RECORDS TO USE.
▬▬▬▬▬▬▬▬▬▬
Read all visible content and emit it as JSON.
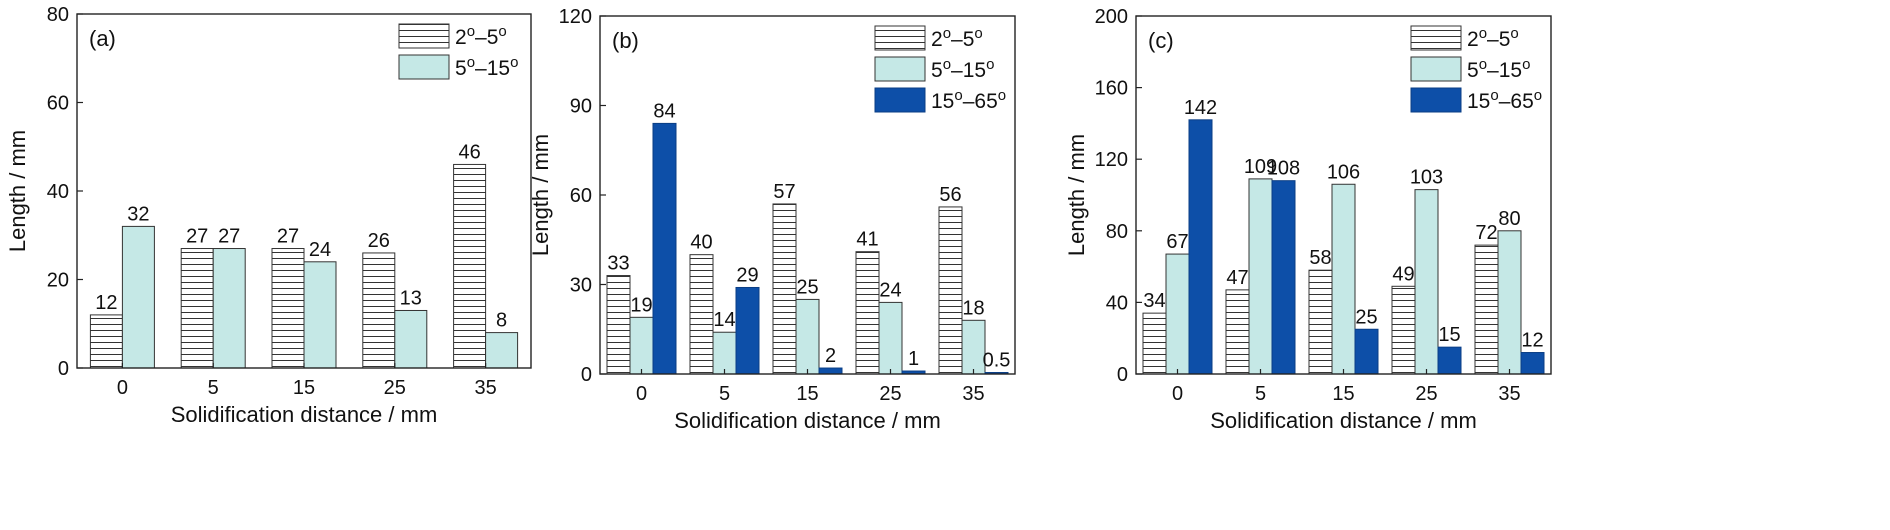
{
  "chart_data": [
    {
      "type": "bar",
      "panel_label": "(a)",
      "categories": [
        "0",
        "5",
        "15",
        "25",
        "35"
      ],
      "series": [
        {
          "name": "2o–5o",
          "values": [
            12,
            27,
            27,
            26,
            46
          ],
          "pattern": "hatch"
        },
        {
          "name": "5o–15o",
          "values": [
            32,
            27,
            24,
            13,
            8
          ],
          "color": "#c5e8e6"
        }
      ],
      "value_labels": [
        [
          "12",
          "27",
          "27",
          "26",
          "46"
        ],
        [
          "32",
          "27",
          "24",
          "13",
          "8"
        ]
      ],
      "xlabel": "Solidification distance / mm",
      "ylabel": "Length / mm",
      "ylim": [
        0,
        80
      ],
      "yticks": [
        0,
        20,
        40,
        60,
        80
      ],
      "legend_position": "top-right",
      "grid": false
    },
    {
      "type": "bar",
      "panel_label": "(b)",
      "categories": [
        "0",
        "5",
        "15",
        "25",
        "35"
      ],
      "series": [
        {
          "name": "2o–5o",
          "values": [
            33,
            40,
            57,
            41,
            56
          ],
          "pattern": "hatch"
        },
        {
          "name": "5o–15o",
          "values": [
            19,
            14,
            25,
            24,
            18
          ],
          "color": "#c5e8e6"
        },
        {
          "name": "15o–65o",
          "values": [
            84,
            29,
            2,
            1,
            0.5
          ],
          "color": "#0d4fa8"
        }
      ],
      "value_labels": [
        [
          "33",
          "40",
          "57",
          "41",
          "56"
        ],
        [
          "19",
          "14",
          "25",
          "24",
          "18"
        ],
        [
          "84",
          "29",
          "2",
          "1",
          "0.5"
        ]
      ],
      "xlabel": "Solidification distance / mm",
      "ylabel": "Length / mm",
      "ylim": [
        0,
        120
      ],
      "yticks": [
        0,
        30,
        60,
        90,
        120
      ],
      "legend_position": "top-right",
      "grid": false
    },
    {
      "type": "bar",
      "panel_label": "(c)",
      "categories": [
        "0",
        "5",
        "15",
        "25",
        "35"
      ],
      "series": [
        {
          "name": "2o–5o",
          "values": [
            34,
            47,
            58,
            49,
            72
          ],
          "pattern": "hatch"
        },
        {
          "name": "5o–15o",
          "values": [
            67,
            109,
            106,
            103,
            80
          ],
          "color": "#c5e8e6"
        },
        {
          "name": "15o–65o",
          "values": [
            142,
            108,
            25,
            15,
            12
          ],
          "color": "#0d4fa8"
        }
      ],
      "value_labels": [
        [
          "34",
          "47",
          "58",
          "49",
          "72"
        ],
        [
          "67",
          "109",
          "106",
          "103",
          "80"
        ],
        [
          "142",
          "108",
          "25",
          "15",
          "12"
        ]
      ],
      "xlabel": "Solidification distance / mm",
      "ylabel": "Length / mm",
      "ylim": [
        0,
        200
      ],
      "yticks": [
        0,
        40,
        80,
        120,
        160,
        200
      ],
      "legend_position": "top-right",
      "grid": false
    }
  ],
  "legend_text": [
    {
      "lo": "2",
      "hi": "5"
    },
    {
      "lo": "5",
      "hi": "15"
    },
    {
      "lo": "15",
      "hi": "65"
    }
  ],
  "colors": {
    "hatch_fill": "#ffffff",
    "hatch_line": "#333333",
    "series_2": "#c5e8e6",
    "series_3": "#0d4fa8",
    "axis": "#222222"
  }
}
▬▬▬▬▬▬▬▬▬▬
Write out the material above again, word for word, minus its pictures.

Read all visible content and emit it as JSON.
{
  "chart_data": [
    {
      "type": "bar",
      "panel_label": "(a)",
      "categories": [
        "0",
        "5",
        "15",
        "25",
        "35"
      ],
      "series": [
        {
          "name": "2o–5o",
          "values": [
            12,
            27,
            27,
            26,
            46
          ],
          "pattern": "hatch"
        },
        {
          "name": "5o–15o",
          "values": [
            32,
            27,
            24,
            13,
            8
          ],
          "color": "#c5e8e6"
        }
      ],
      "value_labels": [
        [
          "12",
          "27",
          "27",
          "26",
          "46"
        ],
        [
          "32",
          "27",
          "24",
          "13",
          "8"
        ]
      ],
      "xlabel": "Solidification distance / mm",
      "ylabel": "Length / mm",
      "ylim": [
        0,
        80
      ],
      "yticks": [
        0,
        20,
        40,
        60,
        80
      ],
      "legend_position": "top-right",
      "grid": false
    },
    {
      "type": "bar",
      "panel_label": "(b)",
      "categories": [
        "0",
        "5",
        "15",
        "25",
        "35"
      ],
      "series": [
        {
          "name": "2o–5o",
          "values": [
            33,
            40,
            57,
            41,
            56
          ],
          "pattern": "hatch"
        },
        {
          "name": "5o–15o",
          "values": [
            19,
            14,
            25,
            24,
            18
          ],
          "color": "#c5e8e6"
        },
        {
          "name": "15o–65o",
          "values": [
            84,
            29,
            2,
            1,
            0.5
          ],
          "color": "#0d4fa8"
        }
      ],
      "value_labels": [
        [
          "33",
          "40",
          "57",
          "41",
          "56"
        ],
        [
          "19",
          "14",
          "25",
          "24",
          "18"
        ],
        [
          "84",
          "29",
          "2",
          "1",
          "0.5"
        ]
      ],
      "xlabel": "Solidification distance / mm",
      "ylabel": "Length / mm",
      "ylim": [
        0,
        120
      ],
      "yticks": [
        0,
        30,
        60,
        90,
        120
      ],
      "legend_position": "top-right",
      "grid": false
    },
    {
      "type": "bar",
      "panel_label": "(c)",
      "categories": [
        "0",
        "5",
        "15",
        "25",
        "35"
      ],
      "series": [
        {
          "name": "2o–5o",
          "values": [
            34,
            47,
            58,
            49,
            72
          ],
          "pattern": "hatch"
        },
        {
          "name": "5o–15o",
          "values": [
            67,
            109,
            106,
            103,
            80
          ],
          "color": "#c5e8e6"
        },
        {
          "name": "15o–65o",
          "values": [
            142,
            108,
            25,
            15,
            12
          ],
          "color": "#0d4fa8"
        }
      ],
      "value_labels": [
        [
          "34",
          "47",
          "58",
          "49",
          "72"
        ],
        [
          "67",
          "109",
          "106",
          "103",
          "80"
        ],
        [
          "142",
          "108",
          "25",
          "15",
          "12"
        ]
      ],
      "xlabel": "Solidification distance / mm",
      "ylabel": "Length / mm",
      "ylim": [
        0,
        200
      ],
      "yticks": [
        0,
        40,
        80,
        120,
        160,
        200
      ],
      "legend_position": "top-right",
      "grid": false
    }
  ],
  "legend_text": [
    {
      "lo": "2",
      "hi": "5"
    },
    {
      "lo": "5",
      "hi": "15"
    },
    {
      "lo": "15",
      "hi": "65"
    }
  ],
  "colors": {
    "hatch_fill": "#ffffff",
    "hatch_line": "#333333",
    "series_2": "#c5e8e6",
    "series_3": "#0d4fa8",
    "axis": "#222222"
  }
}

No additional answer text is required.